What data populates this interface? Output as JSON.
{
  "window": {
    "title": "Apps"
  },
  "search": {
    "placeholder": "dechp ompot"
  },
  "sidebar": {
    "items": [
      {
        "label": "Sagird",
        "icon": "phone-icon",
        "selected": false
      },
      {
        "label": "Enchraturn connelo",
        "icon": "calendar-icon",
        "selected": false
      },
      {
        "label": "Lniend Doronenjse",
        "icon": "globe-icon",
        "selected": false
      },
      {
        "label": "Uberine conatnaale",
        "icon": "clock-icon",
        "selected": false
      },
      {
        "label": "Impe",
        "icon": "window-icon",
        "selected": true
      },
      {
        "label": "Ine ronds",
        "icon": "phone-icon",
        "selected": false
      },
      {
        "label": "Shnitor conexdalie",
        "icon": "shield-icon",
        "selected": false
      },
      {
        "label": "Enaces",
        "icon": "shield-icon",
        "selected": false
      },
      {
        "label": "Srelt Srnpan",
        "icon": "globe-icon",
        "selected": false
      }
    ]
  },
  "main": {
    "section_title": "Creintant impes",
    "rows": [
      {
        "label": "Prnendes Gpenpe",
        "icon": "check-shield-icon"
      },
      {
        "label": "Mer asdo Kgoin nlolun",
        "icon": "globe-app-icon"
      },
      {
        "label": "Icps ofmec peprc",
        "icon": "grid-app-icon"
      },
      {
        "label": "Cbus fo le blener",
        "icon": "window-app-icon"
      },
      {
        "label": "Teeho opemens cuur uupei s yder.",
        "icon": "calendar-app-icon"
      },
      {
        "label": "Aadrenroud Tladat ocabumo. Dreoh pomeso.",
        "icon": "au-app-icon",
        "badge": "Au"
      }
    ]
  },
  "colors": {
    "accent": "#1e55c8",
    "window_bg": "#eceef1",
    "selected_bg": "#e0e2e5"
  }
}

======

• EXERCISE BRIEF: Write an exact transcription of every entry above.

• OUTPUT FOR THIS EXERCISE:
What data populates this interface? Output as JSON.
{
  "window": {
    "title": "Apps"
  },
  "search": {
    "placeholder": "dechp ompot"
  },
  "sidebar": {
    "items": [
      {
        "label": "Sagird",
        "icon": "phone-icon",
        "selected": false
      },
      {
        "label": "Enchraturn connelo",
        "icon": "calendar-icon",
        "selected": false
      },
      {
        "label": "Lniend Doronenjse",
        "icon": "globe-icon",
        "selected": false
      },
      {
        "label": "Uberine conatnaale",
        "icon": "clock-icon",
        "selected": false
      },
      {
        "label": "Impe",
        "icon": "window-icon",
        "selected": true
      },
      {
        "label": "Ine ronds",
        "icon": "phone-icon",
        "selected": false
      },
      {
        "label": "Shnitor conexdalie",
        "icon": "shield-icon",
        "selected": false
      },
      {
        "label": "Enaces",
        "icon": "shield-icon",
        "selected": false
      },
      {
        "label": "Srelt Srnpan",
        "icon": "globe-icon",
        "selected": false
      }
    ]
  },
  "main": {
    "section_title": "Creintant impes",
    "rows": [
      {
        "label": "Prnendes Gpenpe",
        "icon": "check-shield-icon"
      },
      {
        "label": "Mer asdo Kgoin nlolun",
        "icon": "globe-app-icon"
      },
      {
        "label": "Icps ofmec peprc",
        "icon": "grid-app-icon"
      },
      {
        "label": "Cbus fo le blener",
        "icon": "window-app-icon"
      },
      {
        "label": "Teeho opemens cuur uupei s yder.",
        "icon": "calendar-app-icon"
      },
      {
        "label": "Aadrenroud Tladat ocabumo. Dreoh pomeso.",
        "icon": "au-app-icon",
        "badge": "Au"
      }
    ]
  },
  "colors": {
    "accent": "#1e55c8",
    "window_bg": "#eceef1",
    "selected_bg": "#e0e2e5"
  }
}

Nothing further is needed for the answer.